┌────────

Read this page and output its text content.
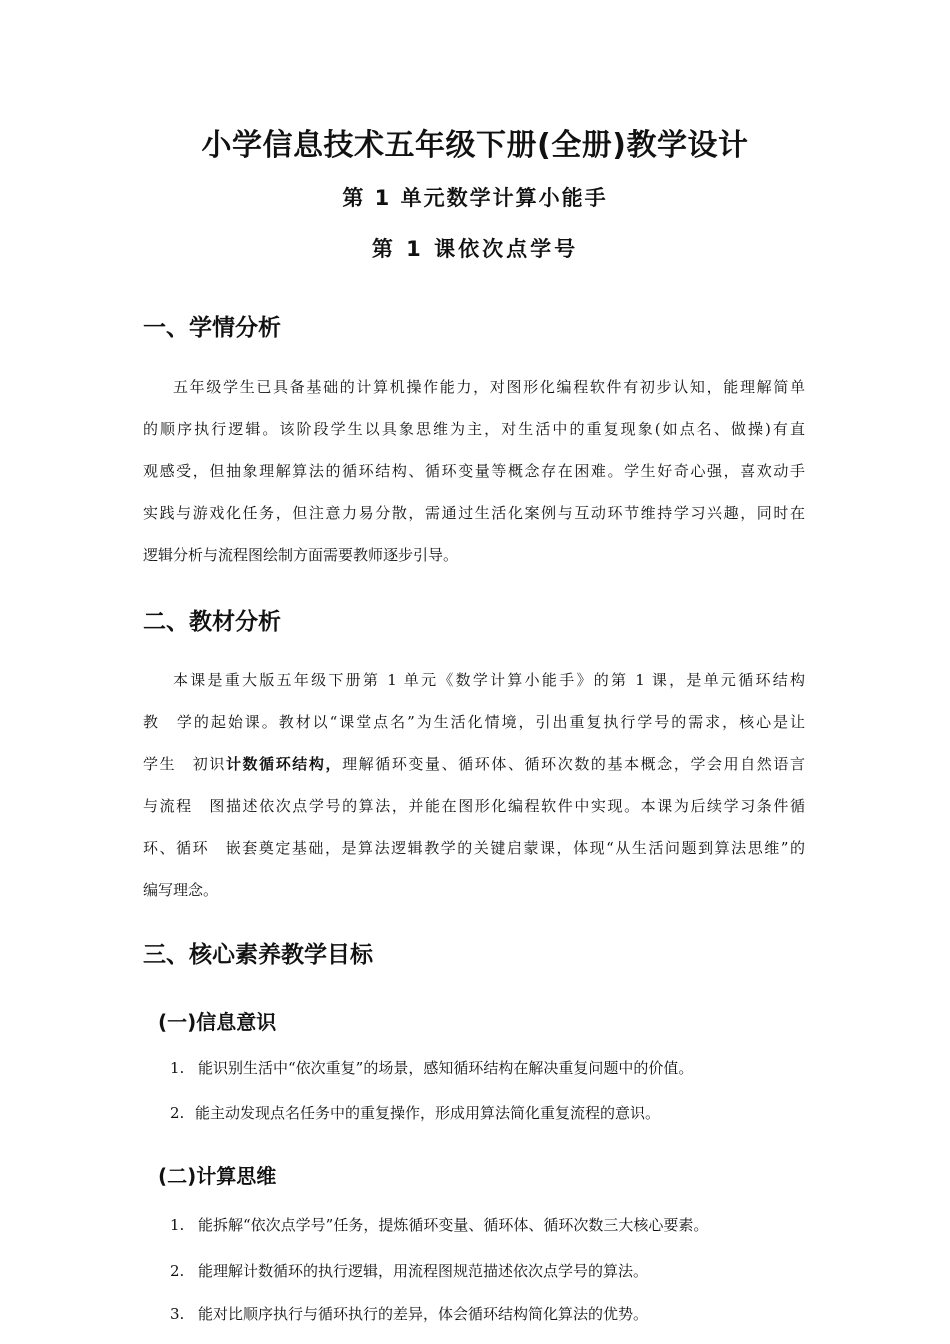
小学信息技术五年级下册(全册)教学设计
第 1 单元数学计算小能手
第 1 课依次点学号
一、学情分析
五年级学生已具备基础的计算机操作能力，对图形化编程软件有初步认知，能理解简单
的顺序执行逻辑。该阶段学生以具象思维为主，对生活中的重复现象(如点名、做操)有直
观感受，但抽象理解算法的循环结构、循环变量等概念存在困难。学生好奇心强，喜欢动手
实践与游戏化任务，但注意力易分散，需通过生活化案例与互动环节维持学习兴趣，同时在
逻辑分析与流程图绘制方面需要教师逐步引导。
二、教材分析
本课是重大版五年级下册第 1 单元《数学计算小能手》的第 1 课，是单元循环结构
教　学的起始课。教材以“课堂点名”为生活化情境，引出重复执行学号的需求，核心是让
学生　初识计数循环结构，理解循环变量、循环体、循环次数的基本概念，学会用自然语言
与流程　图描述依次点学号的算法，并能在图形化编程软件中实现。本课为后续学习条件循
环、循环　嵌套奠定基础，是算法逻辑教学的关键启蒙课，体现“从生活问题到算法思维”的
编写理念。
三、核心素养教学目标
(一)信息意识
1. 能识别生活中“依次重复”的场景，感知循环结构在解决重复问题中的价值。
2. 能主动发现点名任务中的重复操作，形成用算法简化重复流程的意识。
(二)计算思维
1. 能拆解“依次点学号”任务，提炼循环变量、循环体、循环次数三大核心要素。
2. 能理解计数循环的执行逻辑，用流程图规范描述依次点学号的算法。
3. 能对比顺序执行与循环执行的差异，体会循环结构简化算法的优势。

└────────
┌────────

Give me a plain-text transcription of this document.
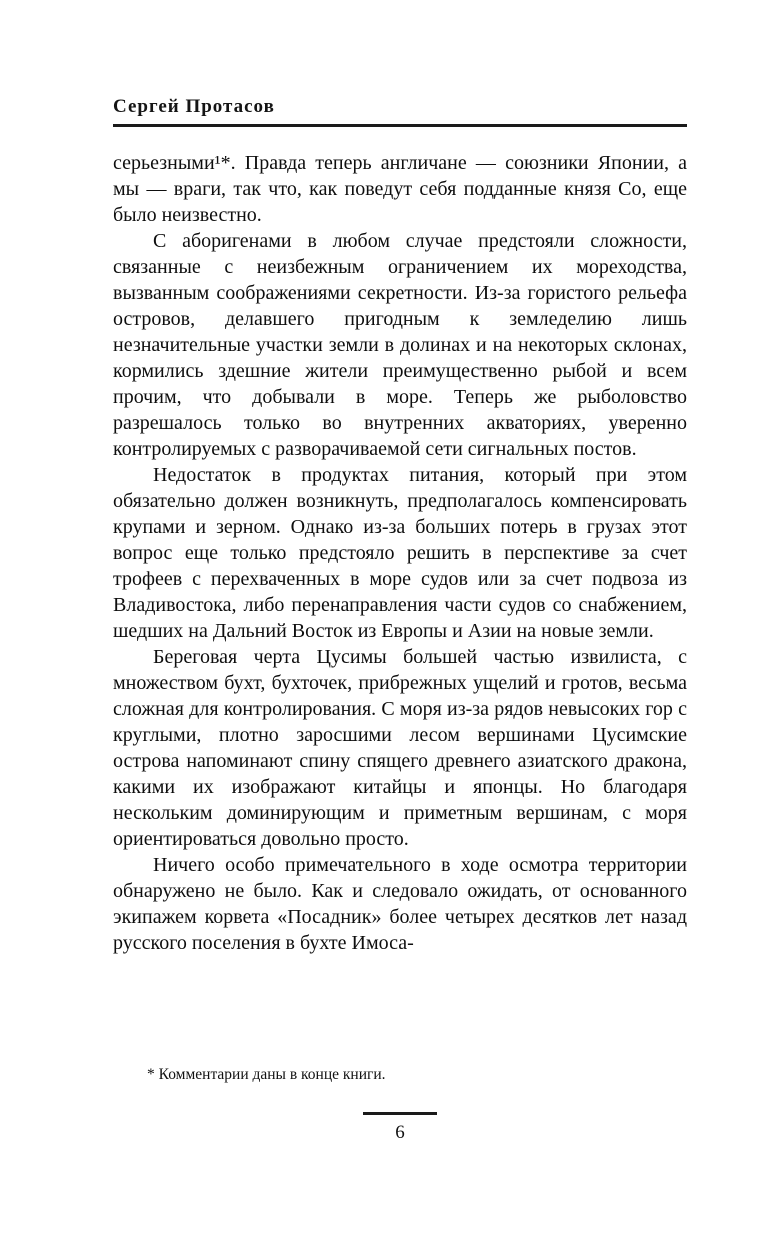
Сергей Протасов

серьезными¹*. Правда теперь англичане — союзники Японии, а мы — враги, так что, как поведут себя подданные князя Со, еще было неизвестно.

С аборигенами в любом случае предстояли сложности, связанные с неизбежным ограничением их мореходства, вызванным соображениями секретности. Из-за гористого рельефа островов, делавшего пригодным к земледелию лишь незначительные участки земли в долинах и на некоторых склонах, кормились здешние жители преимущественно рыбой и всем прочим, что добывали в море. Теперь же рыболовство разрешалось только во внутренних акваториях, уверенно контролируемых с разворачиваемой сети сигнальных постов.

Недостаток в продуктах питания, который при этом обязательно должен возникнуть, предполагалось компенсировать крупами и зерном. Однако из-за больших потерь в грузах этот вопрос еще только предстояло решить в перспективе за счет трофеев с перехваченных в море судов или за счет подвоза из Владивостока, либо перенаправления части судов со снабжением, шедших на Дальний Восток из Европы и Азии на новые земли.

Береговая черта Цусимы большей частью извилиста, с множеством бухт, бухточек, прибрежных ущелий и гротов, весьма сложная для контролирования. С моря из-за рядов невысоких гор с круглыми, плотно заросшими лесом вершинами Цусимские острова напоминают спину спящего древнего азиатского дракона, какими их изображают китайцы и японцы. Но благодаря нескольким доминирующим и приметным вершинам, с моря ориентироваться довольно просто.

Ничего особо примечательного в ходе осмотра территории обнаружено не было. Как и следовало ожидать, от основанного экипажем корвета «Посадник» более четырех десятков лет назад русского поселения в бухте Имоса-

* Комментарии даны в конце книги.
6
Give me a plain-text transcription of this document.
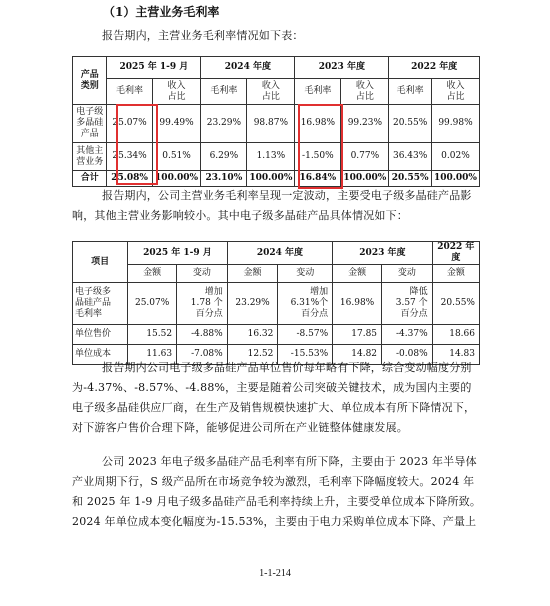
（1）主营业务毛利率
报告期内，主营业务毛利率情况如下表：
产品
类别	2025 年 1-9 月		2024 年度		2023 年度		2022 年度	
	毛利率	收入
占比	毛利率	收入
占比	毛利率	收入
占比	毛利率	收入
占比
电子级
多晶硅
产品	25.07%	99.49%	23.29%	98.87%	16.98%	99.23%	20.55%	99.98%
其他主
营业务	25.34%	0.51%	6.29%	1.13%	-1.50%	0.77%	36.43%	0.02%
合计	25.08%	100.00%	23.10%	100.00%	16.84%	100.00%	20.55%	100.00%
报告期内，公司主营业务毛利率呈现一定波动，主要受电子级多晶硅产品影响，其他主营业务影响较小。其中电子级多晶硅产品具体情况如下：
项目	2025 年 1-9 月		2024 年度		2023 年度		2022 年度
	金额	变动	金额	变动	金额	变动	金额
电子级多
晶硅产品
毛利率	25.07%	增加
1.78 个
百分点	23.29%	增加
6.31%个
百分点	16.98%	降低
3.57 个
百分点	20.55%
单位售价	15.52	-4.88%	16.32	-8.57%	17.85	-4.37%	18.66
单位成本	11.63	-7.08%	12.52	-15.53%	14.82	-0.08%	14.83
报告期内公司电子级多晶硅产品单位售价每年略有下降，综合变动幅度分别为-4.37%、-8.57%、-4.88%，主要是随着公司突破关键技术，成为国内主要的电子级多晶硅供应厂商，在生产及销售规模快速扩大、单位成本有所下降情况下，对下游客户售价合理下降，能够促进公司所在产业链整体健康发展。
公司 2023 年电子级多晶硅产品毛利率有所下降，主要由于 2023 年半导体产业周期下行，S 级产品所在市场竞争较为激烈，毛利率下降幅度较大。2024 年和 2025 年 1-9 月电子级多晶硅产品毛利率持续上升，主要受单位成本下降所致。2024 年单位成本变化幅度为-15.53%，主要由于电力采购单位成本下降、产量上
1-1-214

└────────

> STATED EXERCISE
Gather every line from the entries above where the word "было" appears, and copy them.

> ANSWER FOR THIS EXERCISE
серьезными¹*. Правда теперь англичане — союзники Японии, а мы — враги, так что, как поведут себя подданные князя Со, еще было неизвестно.
Ничего особо примечательного в ходе осмотра территории обнаружено не было. Как и следовало ожидать, от основанного экипажем корвета «Посадник» более четырех десятков лет назад русского поселения в бухте Имоса-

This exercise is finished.